▶ _DATA SECTION_:
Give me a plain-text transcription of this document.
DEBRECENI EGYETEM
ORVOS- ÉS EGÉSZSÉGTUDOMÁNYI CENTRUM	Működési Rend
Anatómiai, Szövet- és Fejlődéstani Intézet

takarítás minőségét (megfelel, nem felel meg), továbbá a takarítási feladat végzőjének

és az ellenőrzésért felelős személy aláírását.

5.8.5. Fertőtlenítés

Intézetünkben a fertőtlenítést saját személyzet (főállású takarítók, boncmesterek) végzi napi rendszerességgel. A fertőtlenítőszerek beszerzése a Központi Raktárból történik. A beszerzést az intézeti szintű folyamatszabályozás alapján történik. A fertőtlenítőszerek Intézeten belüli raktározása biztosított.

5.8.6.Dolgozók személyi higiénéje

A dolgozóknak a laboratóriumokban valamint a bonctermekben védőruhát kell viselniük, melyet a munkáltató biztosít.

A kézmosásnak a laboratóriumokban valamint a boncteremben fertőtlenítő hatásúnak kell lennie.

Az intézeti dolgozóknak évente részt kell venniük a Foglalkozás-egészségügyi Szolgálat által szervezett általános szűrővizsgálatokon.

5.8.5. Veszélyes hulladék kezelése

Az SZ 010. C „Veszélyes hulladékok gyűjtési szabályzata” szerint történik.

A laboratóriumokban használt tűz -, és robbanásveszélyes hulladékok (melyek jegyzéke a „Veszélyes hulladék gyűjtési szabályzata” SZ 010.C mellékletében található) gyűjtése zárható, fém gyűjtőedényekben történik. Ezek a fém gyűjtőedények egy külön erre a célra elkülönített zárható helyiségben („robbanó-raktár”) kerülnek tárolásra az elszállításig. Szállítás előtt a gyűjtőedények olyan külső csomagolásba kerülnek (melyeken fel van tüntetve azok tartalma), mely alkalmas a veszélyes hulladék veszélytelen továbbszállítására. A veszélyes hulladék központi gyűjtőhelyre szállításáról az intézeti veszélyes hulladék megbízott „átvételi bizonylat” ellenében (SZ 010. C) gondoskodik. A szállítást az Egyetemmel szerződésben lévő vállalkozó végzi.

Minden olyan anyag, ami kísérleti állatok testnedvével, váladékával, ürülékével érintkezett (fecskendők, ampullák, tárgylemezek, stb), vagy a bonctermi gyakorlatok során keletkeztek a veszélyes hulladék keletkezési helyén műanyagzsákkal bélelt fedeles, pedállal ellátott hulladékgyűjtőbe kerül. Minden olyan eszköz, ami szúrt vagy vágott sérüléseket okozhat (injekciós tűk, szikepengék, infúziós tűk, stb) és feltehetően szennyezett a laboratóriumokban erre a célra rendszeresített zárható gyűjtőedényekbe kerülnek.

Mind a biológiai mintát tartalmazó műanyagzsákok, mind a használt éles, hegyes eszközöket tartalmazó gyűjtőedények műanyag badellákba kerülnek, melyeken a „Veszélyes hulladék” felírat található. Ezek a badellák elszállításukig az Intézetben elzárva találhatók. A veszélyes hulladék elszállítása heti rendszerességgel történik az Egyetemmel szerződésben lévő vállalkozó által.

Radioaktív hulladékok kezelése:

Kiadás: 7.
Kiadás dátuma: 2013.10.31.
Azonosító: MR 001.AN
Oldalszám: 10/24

▶ _REQUIREMENTS_:
Extract all of the data exactly as written.

▶ _EXERCISE RESULT_:
Give me a plain-text transcription of this document.
DEBRECENI EGYETEM
ORVOS- ÉS EGÉSZSÉGTUDOMÁNYI CENTRUM	Működési Rend
Anatómiai, Szövet- és Fejlődéstani Intézet

takarítás minőségét (megfelel, nem felel meg), továbbá a takarítási feladat végzőjének

és az ellenőrzésért felelős személy aláírását.

5.8.5. Fertőtlenítés

Intézetünkben a fertőtlenítést saját személyzet (főállású takarítók, boncmesterek) végzi napi rendszerességgel. A fertőtlenítőszerek beszerzése a Központi Raktárból történik. A beszerzést az intézeti szintű folyamatszabályozás alapján történik. A fertőtlenítőszerek Intézeten belüli raktározása biztosított.

5.8.6.Dolgozók személyi higiénéje

A dolgozóknak a laboratóriumokban valamint a bonctermekben védőruhát kell viselniük, melyet a munkáltató biztosít.

A kézmosásnak a laboratóriumokban valamint a boncteremben fertőtlenítő hatásúnak kell lennie.

Az intézeti dolgozóknak évente részt kell venniük a Foglalkozás-egészségügyi Szolgálat által szervezett általános szűrővizsgálatokon.

5.8.5. Veszélyes hulladék kezelése

Az SZ 010. C „Veszélyes hulladékok gyűjtési szabályzata” szerint történik.

A laboratóriumokban használt tűz -, és robbanásveszélyes hulladékok (melyek jegyzéke a „Veszélyes hulladék gyűjtési szabályzata” SZ 010.C mellékletében található) gyűjtése zárható, fém gyűjtőedényekben történik. Ezek a fém gyűjtőedények egy külön erre a célra elkülönített zárható helyiségben („robbanó-raktár”) kerülnek tárolásra az elszállításig. Szállítás előtt a gyűjtőedények olyan külső csomagolásba kerülnek (melyeken fel van tüntetve azok tartalma), mely alkalmas a veszélyes hulladék veszélytelen továbbszállítására. A veszélyes hulladék központi gyűjtőhelyre szállításáról az intézeti veszélyes hulladék megbízott „átvételi bizonylat” ellenében (SZ 010. C) gondoskodik. A szállítást az Egyetemmel szerződésben lévő vállalkozó végzi.

Minden olyan anyag, ami kísérleti állatok testnedvével, váladékával, ürülékével érintkezett (fecskendők, ampullák, tárgylemezek, stb), vagy a bonctermi gyakorlatok során keletkeztek a veszélyes hulladék keletkezési helyén műanyagzsákkal bélelt fedeles, pedállal ellátott hulladékgyűjtőbe kerül. Minden olyan eszköz, ami szúrt vagy vágott sérüléseket okozhat (injekciós tűk, szikepengék, infúziós tűk, stb) és feltehetően szennyezett a laboratóriumokban erre a célra rendszeresített zárható gyűjtőedényekbe kerülnek.

Mind a biológiai mintát tartalmazó műanyagzsákok, mind a használt éles, hegyes eszközöket tartalmazó gyűjtőedények műanyag badellákba kerülnek, melyeken a „Veszélyes hulladék” felírat található. Ezek a badellák elszállításukig az Intézetben elzárva találhatók. A veszélyes hulladék elszállítása heti rendszerességgel történik az Egyetemmel szerződésben lévő vállalkozó által.

Radioaktív hulladékok kezelése:

Kiadás: 7.
Kiadás dátuma: 2013.10.31.
Azonosító: MR 001.AN
Oldalszám: 10/24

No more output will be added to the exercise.